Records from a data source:
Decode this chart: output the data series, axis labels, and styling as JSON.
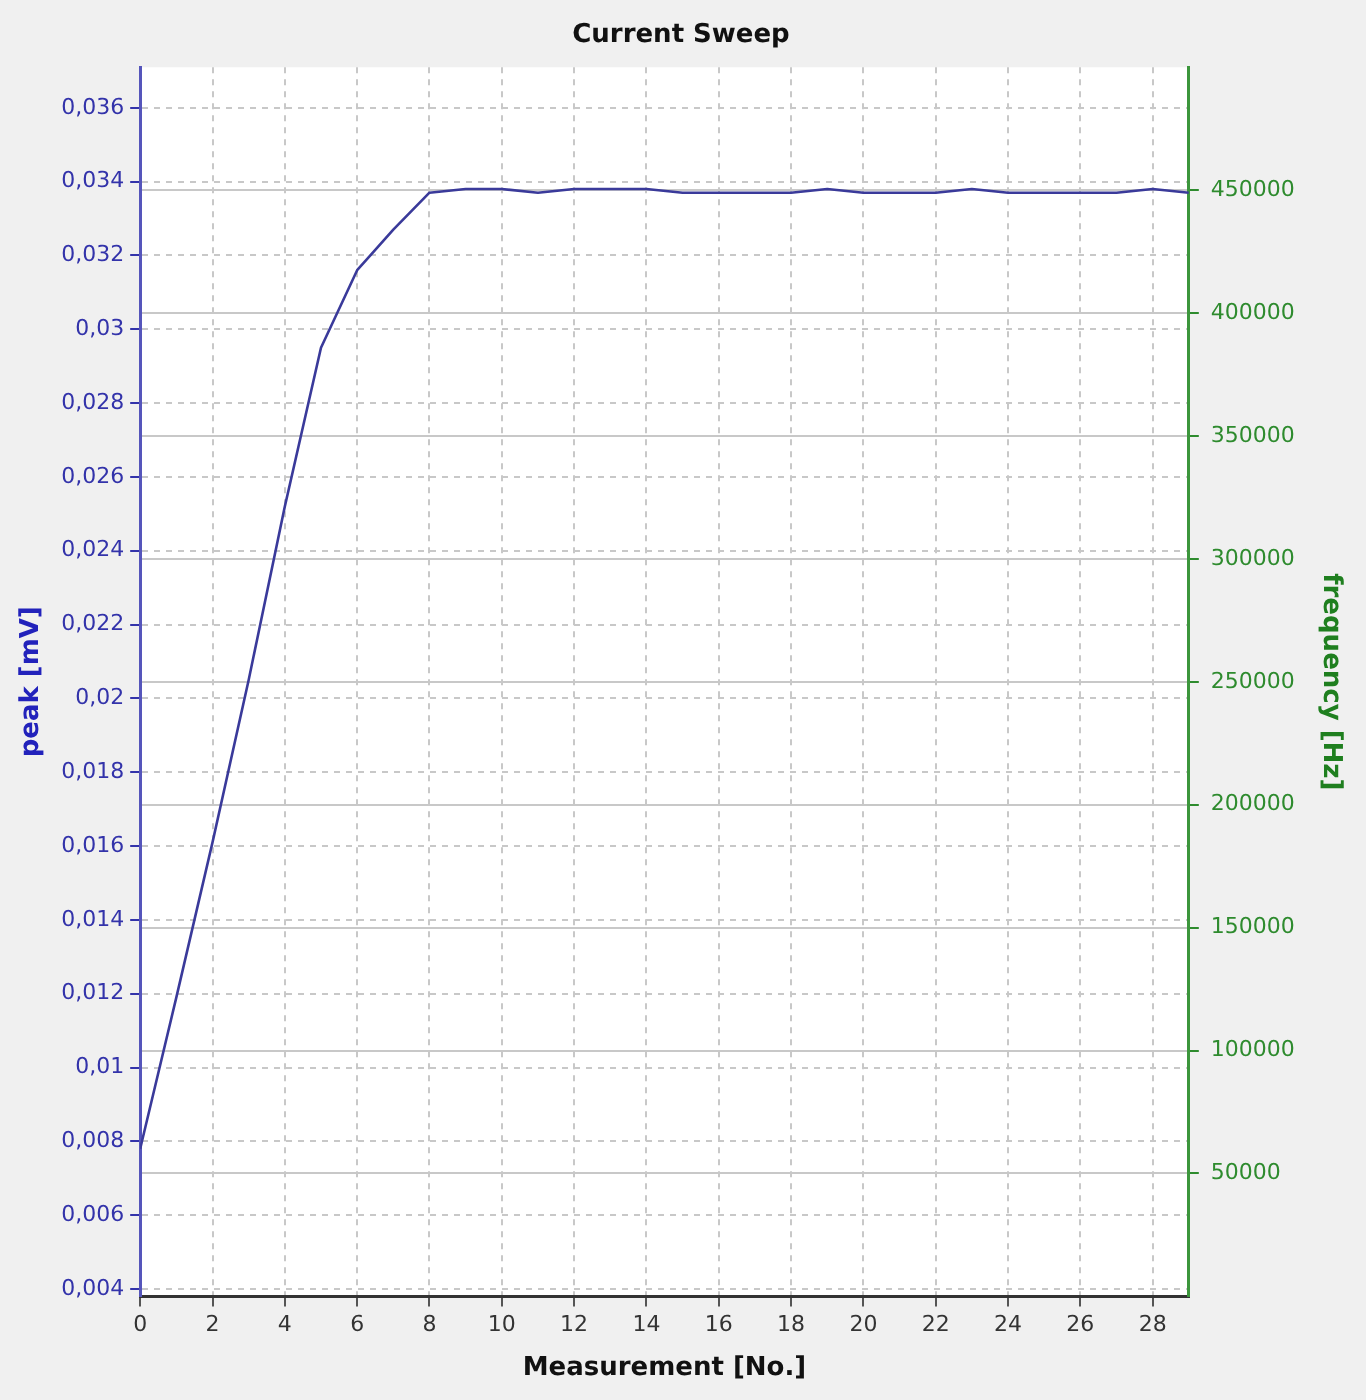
{
  "chart_data": {
    "type": "line",
    "title": "Current Sweep",
    "xlabel": "Measurement [No.]",
    "ylabel": "peak [mV]",
    "y2label": "frequency [Hz]",
    "x": [
      0,
      1,
      2,
      3,
      4,
      5,
      6,
      7,
      8,
      9,
      10,
      11,
      12,
      13,
      14,
      15,
      16,
      17,
      18,
      19,
      20,
      21,
      22,
      23,
      24,
      25,
      26,
      27,
      28,
      29
    ],
    "series": [
      {
        "color": "#3a3a9a",
        "values": [
          0.0078,
          0.0119,
          0.0161,
          0.0205,
          0.0252,
          0.0295,
          0.0316,
          0.0327,
          0.0337,
          0.0338,
          0.0338,
          0.0337,
          0.0338,
          0.0338,
          0.0338,
          0.0337,
          0.0337,
          0.0337,
          0.0337,
          0.0338,
          0.0337,
          0.0337,
          0.0337,
          0.0338,
          0.0337,
          0.0337,
          0.0337,
          0.0337,
          0.0338,
          0.0337
        ]
      }
    ],
    "xlim": [
      0,
      29
    ],
    "xticks": [
      0,
      2,
      4,
      6,
      8,
      10,
      12,
      14,
      16,
      18,
      20,
      22,
      24,
      26,
      28
    ],
    "ylim": [
      0.0038,
      0.0371
    ],
    "yticks": [
      {
        "value": 0.004,
        "label": "0,004"
      },
      {
        "value": 0.006,
        "label": "0,006"
      },
      {
        "value": 0.008,
        "label": "0,008"
      },
      {
        "value": 0.01,
        "label": "0,01"
      },
      {
        "value": 0.012,
        "label": "0,012"
      },
      {
        "value": 0.014,
        "label": "0,014"
      },
      {
        "value": 0.016,
        "label": "0,016"
      },
      {
        "value": 0.018,
        "label": "0,018"
      },
      {
        "value": 0.02,
        "label": "0,02"
      },
      {
        "value": 0.022,
        "label": "0,022"
      },
      {
        "value": 0.024,
        "label": "0,024"
      },
      {
        "value": 0.026,
        "label": "0,026"
      },
      {
        "value": 0.028,
        "label": "0,028"
      },
      {
        "value": 0.03,
        "label": "0,03"
      },
      {
        "value": 0.032,
        "label": "0,032"
      },
      {
        "value": 0.034,
        "label": "0,034"
      },
      {
        "value": 0.036,
        "label": "0,036"
      }
    ],
    "y2lim": [
      0,
      500000
    ],
    "y2ticks": [
      50000,
      100000,
      150000,
      200000,
      250000,
      300000,
      350000,
      400000,
      450000
    ],
    "grid": true,
    "legend": false,
    "marker": "none",
    "line_style": "solid"
  }
}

Written exercise =
Every entry above should be duplicated exactly. Do not include the images.

Finished answer =
Decode this chart: output the data series, axis labels, and styling as JSON.
{
  "chart_data": {
    "type": "line",
    "title": "Current Sweep",
    "xlabel": "Measurement [No.]",
    "ylabel": "peak [mV]",
    "y2label": "frequency [Hz]",
    "x": [
      0,
      1,
      2,
      3,
      4,
      5,
      6,
      7,
      8,
      9,
      10,
      11,
      12,
      13,
      14,
      15,
      16,
      17,
      18,
      19,
      20,
      21,
      22,
      23,
      24,
      25,
      26,
      27,
      28,
      29
    ],
    "series": [
      {
        "color": "#3a3a9a",
        "values": [
          0.0078,
          0.0119,
          0.0161,
          0.0205,
          0.0252,
          0.0295,
          0.0316,
          0.0327,
          0.0337,
          0.0338,
          0.0338,
          0.0337,
          0.0338,
          0.0338,
          0.0338,
          0.0337,
          0.0337,
          0.0337,
          0.0337,
          0.0338,
          0.0337,
          0.0337,
          0.0337,
          0.0338,
          0.0337,
          0.0337,
          0.0337,
          0.0337,
          0.0338,
          0.0337
        ]
      }
    ],
    "xlim": [
      0,
      29
    ],
    "xticks": [
      0,
      2,
      4,
      6,
      8,
      10,
      12,
      14,
      16,
      18,
      20,
      22,
      24,
      26,
      28
    ],
    "ylim": [
      0.0038,
      0.0371
    ],
    "yticks": [
      {
        "value": 0.004,
        "label": "0,004"
      },
      {
        "value": 0.006,
        "label": "0,006"
      },
      {
        "value": 0.008,
        "label": "0,008"
      },
      {
        "value": 0.01,
        "label": "0,01"
      },
      {
        "value": 0.012,
        "label": "0,012"
      },
      {
        "value": 0.014,
        "label": "0,014"
      },
      {
        "value": 0.016,
        "label": "0,016"
      },
      {
        "value": 0.018,
        "label": "0,018"
      },
      {
        "value": 0.02,
        "label": "0,02"
      },
      {
        "value": 0.022,
        "label": "0,022"
      },
      {
        "value": 0.024,
        "label": "0,024"
      },
      {
        "value": 0.026,
        "label": "0,026"
      },
      {
        "value": 0.028,
        "label": "0,028"
      },
      {
        "value": 0.03,
        "label": "0,03"
      },
      {
        "value": 0.032,
        "label": "0,032"
      },
      {
        "value": 0.034,
        "label": "0,034"
      },
      {
        "value": 0.036,
        "label": "0,036"
      }
    ],
    "y2lim": [
      0,
      500000
    ],
    "y2ticks": [
      50000,
      100000,
      150000,
      200000,
      250000,
      300000,
      350000,
      400000,
      450000
    ],
    "grid": true,
    "legend": false,
    "marker": "none",
    "line_style": "solid"
  }
}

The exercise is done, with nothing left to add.